Stored entries:
────────

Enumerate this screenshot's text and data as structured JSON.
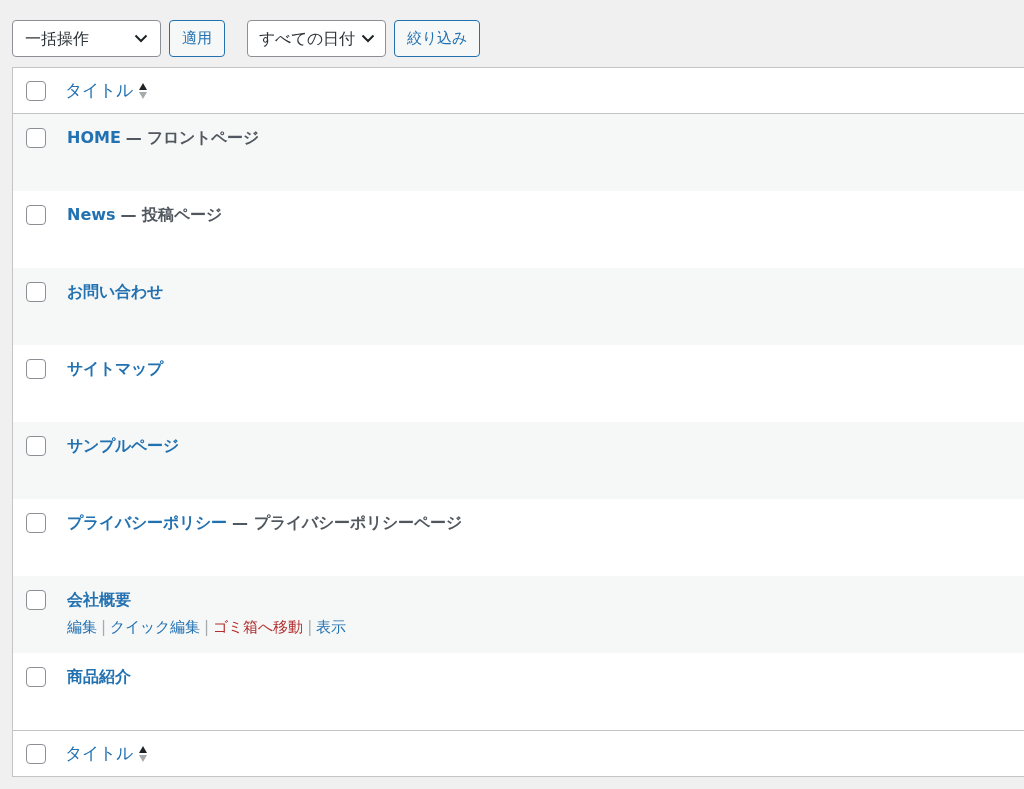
{
  "toolbar": {
    "bulk_action": {
      "value": "一括操作"
    },
    "apply_button": "適用",
    "date_filter": {
      "value": "すべての日付"
    },
    "filter_button": "絞り込み"
  },
  "table": {
    "header": {
      "checked": false,
      "column": "タイトル"
    },
    "rows": [
      {
        "title": "HOME",
        "state": "— フロントページ",
        "checked": false
      },
      {
        "title": "News",
        "state": "— 投稿ページ",
        "checked": false
      },
      {
        "title": "お問い合わせ",
        "checked": false
      },
      {
        "title": "サイトマップ",
        "checked": false
      },
      {
        "title": "サンプルページ",
        "checked": false
      },
      {
        "title": "プライバシーポリシー",
        "state": "— プライバシーポリシーページ",
        "checked": false
      },
      {
        "title": "会社概要",
        "checked": false,
        "actions": [
          {
            "label": "編集",
            "kind": "normal"
          },
          {
            "label": "クイック編集",
            "kind": "normal"
          },
          {
            "label": "ゴミ箱へ移動",
            "kind": "trash"
          },
          {
            "label": "表示",
            "kind": "normal"
          }
        ],
        "action_separator": "|"
      },
      {
        "title": "商品紹介",
        "checked": false
      }
    ],
    "footer": {
      "checked": false,
      "column": "タイトル"
    }
  }
}
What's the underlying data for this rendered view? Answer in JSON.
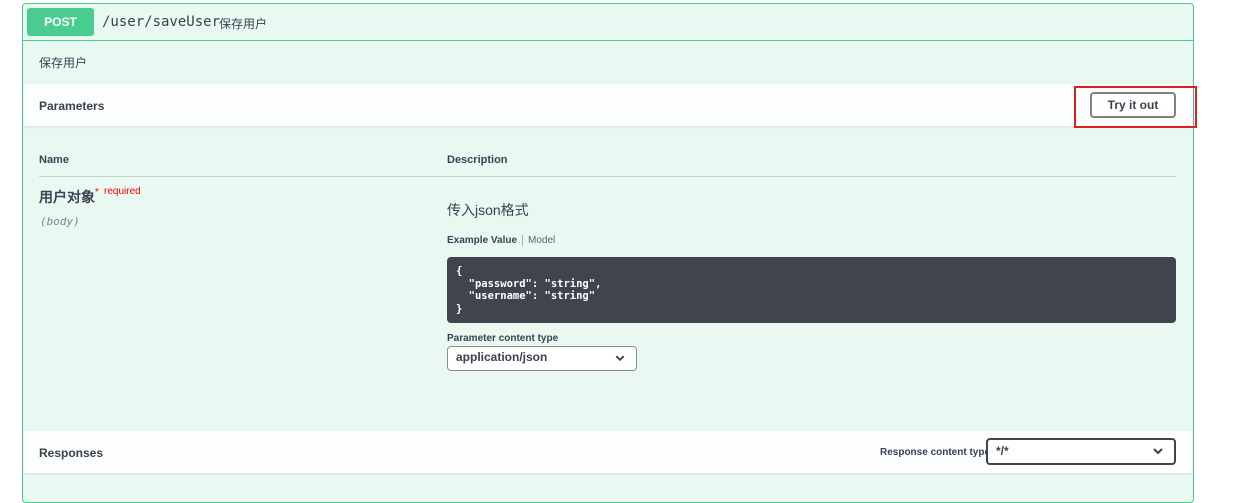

────────

GIVEN TASK: Output an exact copy of the material, with the pictures removed.

FINAL RESULT:
Enumerate this screenshot's text and data as structured JSON.
{
  "toolbar": {
    "bulk_action": {
      "value": "一括操作"
    },
    "apply_button": "適用",
    "date_filter": {
      "value": "すべての日付"
    },
    "filter_button": "絞り込み"
  },
  "table": {
    "header": {
      "checked": false,
      "column": "タイトル"
    },
    "rows": [
      {
        "title": "HOME",
        "state": "— フロントページ",
        "checked": false
      },
      {
        "title": "News",
        "state": "— 投稿ページ",
        "checked": false
      },
      {
        "title": "お問い合わせ",
        "checked": false
      },
      {
        "title": "サイトマップ",
        "checked": false
      },
      {
        "title": "サンプルページ",
        "checked": false
      },
      {
        "title": "プライバシーポリシー",
        "state": "— プライバシーポリシーページ",
        "checked": false
      },
      {
        "title": "会社概要",
        "checked": false,
        "actions": [
          {
            "label": "編集",
            "kind": "normal"
          },
          {
            "label": "クイック編集",
            "kind": "normal"
          },
          {
            "label": "ゴミ箱へ移動",
            "kind": "trash"
          },
          {
            "label": "表示",
            "kind": "normal"
          }
        ],
        "action_separator": "|"
      },
      {
        "title": "商品紹介",
        "checked": false
      }
    ],
    "footer": {
      "checked": false,
      "column": "タイトル"
    }
  }
}
What's the underlying data for this rendered view? Answer in JSON.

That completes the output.